- _TASK REQUIREMENTS_: Omit every image, and transcribe the remaining entries exactly as given.

»»

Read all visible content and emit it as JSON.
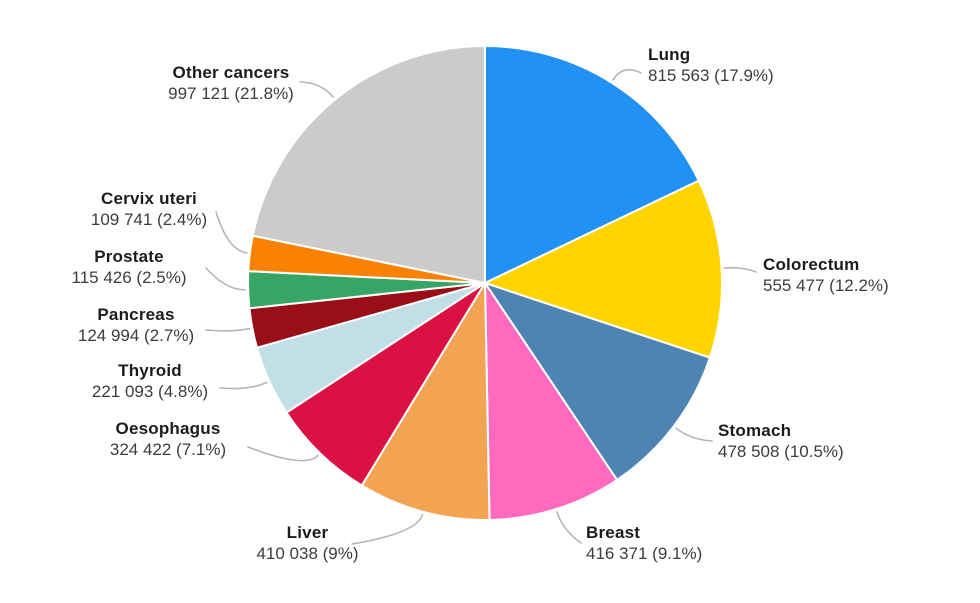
{
  "chart_data": {
    "type": "pie",
    "title": "",
    "legend_position": "none",
    "grid": false,
    "label_style": "name on first line, absolute count with space thousands separator and percent in parentheses on second line",
    "slices": [
      {
        "name": "Lung",
        "value": 815563,
        "pct": 17.9,
        "value_label": "815 563 (17.9%)",
        "color": "#2191f3"
      },
      {
        "name": "Colorectum",
        "value": 555477,
        "pct": 12.2,
        "value_label": "555 477 (12.2%)",
        "color": "#ffd400"
      },
      {
        "name": "Stomach",
        "value": 478508,
        "pct": 10.5,
        "value_label": "478 508 (10.5%)",
        "color": "#4d84b2"
      },
      {
        "name": "Breast",
        "value": 416371,
        "pct": 9.1,
        "value_label": "416 371 (9.1%)",
        "color": "#ff69be"
      },
      {
        "name": "Liver",
        "value": 410038,
        "pct": 9.0,
        "value_label": "410 038 (9%)",
        "color": "#f2a452"
      },
      {
        "name": "Oesophagus",
        "value": 324422,
        "pct": 7.1,
        "value_label": "324 422 (7.1%)",
        "color": "#dc1143"
      },
      {
        "name": "Thyroid",
        "value": 221093,
        "pct": 4.8,
        "value_label": "221 093 (4.8%)",
        "color": "#c2dfe8"
      },
      {
        "name": "Pancreas",
        "value": 124994,
        "pct": 2.7,
        "value_label": "124 994 (2.7%)",
        "color": "#9a0e18"
      },
      {
        "name": "Prostate",
        "value": 115426,
        "pct": 2.5,
        "value_label": "115 426 (2.5%)",
        "color": "#36a566"
      },
      {
        "name": "Cervix uteri",
        "value": 109741,
        "pct": 2.4,
        "value_label": "109 741 (2.4%)",
        "color": "#f98204"
      },
      {
        "name": "Other cancers",
        "value": 997121,
        "pct": 21.8,
        "value_label": "997 121 (21.8%)",
        "color": "#cccbc9"
      }
    ],
    "style": {
      "slice_border_color": "#ffffff",
      "leader_line_color": "#b5b5b5",
      "label_name_color": "#1c1c1c",
      "label_value_color": "#3d3d3d",
      "background": "#ffffff"
    }
  }
}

««

- _COMPLETED EXERCISE_:
Read all visible content and emit it as JSON.
{
  "chart_data": {
    "type": "pie",
    "title": "",
    "legend_position": "none",
    "grid": false,
    "label_style": "name on first line, absolute count with space thousands separator and percent in parentheses on second line",
    "slices": [
      {
        "name": "Lung",
        "value": 815563,
        "pct": 17.9,
        "value_label": "815 563 (17.9%)",
        "color": "#2191f3"
      },
      {
        "name": "Colorectum",
        "value": 555477,
        "pct": 12.2,
        "value_label": "555 477 (12.2%)",
        "color": "#ffd400"
      },
      {
        "name": "Stomach",
        "value": 478508,
        "pct": 10.5,
        "value_label": "478 508 (10.5%)",
        "color": "#4d84b2"
      },
      {
        "name": "Breast",
        "value": 416371,
        "pct": 9.1,
        "value_label": "416 371 (9.1%)",
        "color": "#ff69be"
      },
      {
        "name": "Liver",
        "value": 410038,
        "pct": 9.0,
        "value_label": "410 038 (9%)",
        "color": "#f2a452"
      },
      {
        "name": "Oesophagus",
        "value": 324422,
        "pct": 7.1,
        "value_label": "324 422 (7.1%)",
        "color": "#dc1143"
      },
      {
        "name": "Thyroid",
        "value": 221093,
        "pct": 4.8,
        "value_label": "221 093 (4.8%)",
        "color": "#c2dfe8"
      },
      {
        "name": "Pancreas",
        "value": 124994,
        "pct": 2.7,
        "value_label": "124 994 (2.7%)",
        "color": "#9a0e18"
      },
      {
        "name": "Prostate",
        "value": 115426,
        "pct": 2.5,
        "value_label": "115 426 (2.5%)",
        "color": "#36a566"
      },
      {
        "name": "Cervix uteri",
        "value": 109741,
        "pct": 2.4,
        "value_label": "109 741 (2.4%)",
        "color": "#f98204"
      },
      {
        "name": "Other cancers",
        "value": 997121,
        "pct": 21.8,
        "value_label": "997 121 (21.8%)",
        "color": "#cccbc9"
      }
    ],
    "style": {
      "slice_border_color": "#ffffff",
      "leader_line_color": "#b5b5b5",
      "label_name_color": "#1c1c1c",
      "label_value_color": "#3d3d3d",
      "background": "#ffffff"
    }
  }
}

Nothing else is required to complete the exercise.